(Collected data)
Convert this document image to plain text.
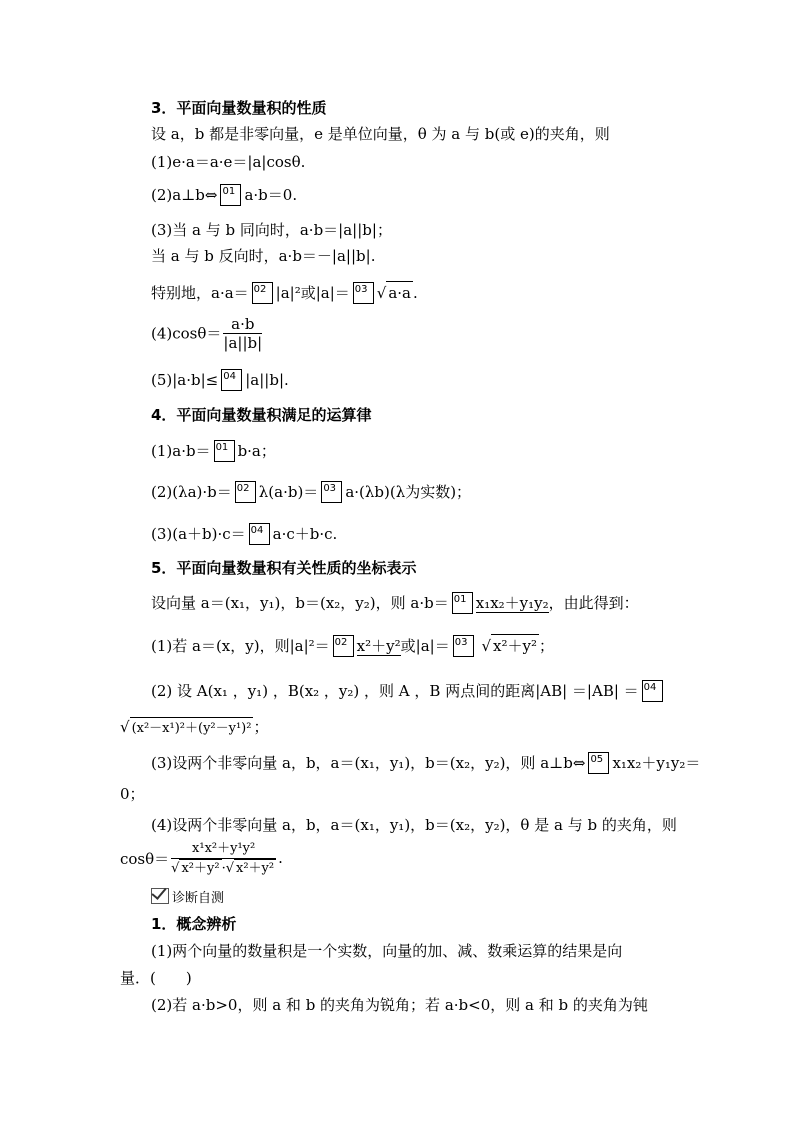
3．平面向量数量积的性质
设 a，b 都是非零向量，e 是单位向量，θ 为 a 与 b(或 e)的夹角，则
(1)e·a＝a·e＝|a|cosθ.
(2)a⊥b⇔ 01 a·b＝0.
(3)当 a 与 b 同向时，a·b＝|a||b|；
当 a 与 b 反向时，a·b＝－|a||b|.
特别地，a·a＝ 02 |a|²或|a|＝ 03 √ a·a .
$(4)\cos\theta= \frac{a\cdot b}{|a||b|}$
(5)|a·b|≤ 04 |a||b|.
4．平面向量数量积满足的运算律
(1)a·b＝ 01 b·a；
(2)(λa)·b＝ 02 λ(a·b)＝ 03 a·(λb)(λ为实数)；
(3)(a＋b)·c＝ 04 a·c＋b·c.
5．平面向量数量积有关性质的坐标表示
设向量 a＝(x₁，y₁)，b＝(x₂，y₂)，则 a·b＝ 01 x₁x₂＋y₁y₂，由此得到：
(1)若 a＝(x，y)，则|a|²＝ 02 x²＋y²或|a|＝ 03 √ x²＋y² ；
(2) 设 A(x₁ ，y₁) ，B(x₂ ，y₂) ，则 A ，B 两点间的距离|AB| ＝|AB| ＝ 04
√ (x²－x¹)²＋(y²－y¹)² ；
(3)设两个非零向量 a，b，a＝(x₁，y₁)，b＝(x₂，y₂)，则 a⊥b⇔ 05 x₁x₂＋y₁y₂＝
0；
(4)设两个非零向量 a，b，a＝(x₁，y₁)，b＝(x₂，y₂)，θ 是 a 与 b 的夹角，则
$\cos\theta= \frac{\text{x¹x²＋y¹y²}}{\text{√ x²＋y² ·√ x²＋y²}}$ .
诊断自测
1．概念辨析
(1)两个向量的数量积是一个实数，向量的加、减、数乘运算的结果是向
量．(　　)
(2)若 a·b>0，则 a 和 b 的夹角为锐角；若 a·b<0，则 a 和 b 的夹角为钝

*TASK DETAILS*. Look through the material above. Copy each line where the word "theta" appears.

*TASK OUTPUT*.
$(4)\cos\theta= \frac{a\cdot b}{|a||b|}$
$\cos\theta= \frac{\text{x¹x²＋y¹y²}}{\text{√ x²＋y² ·√ x²＋y²}}$ .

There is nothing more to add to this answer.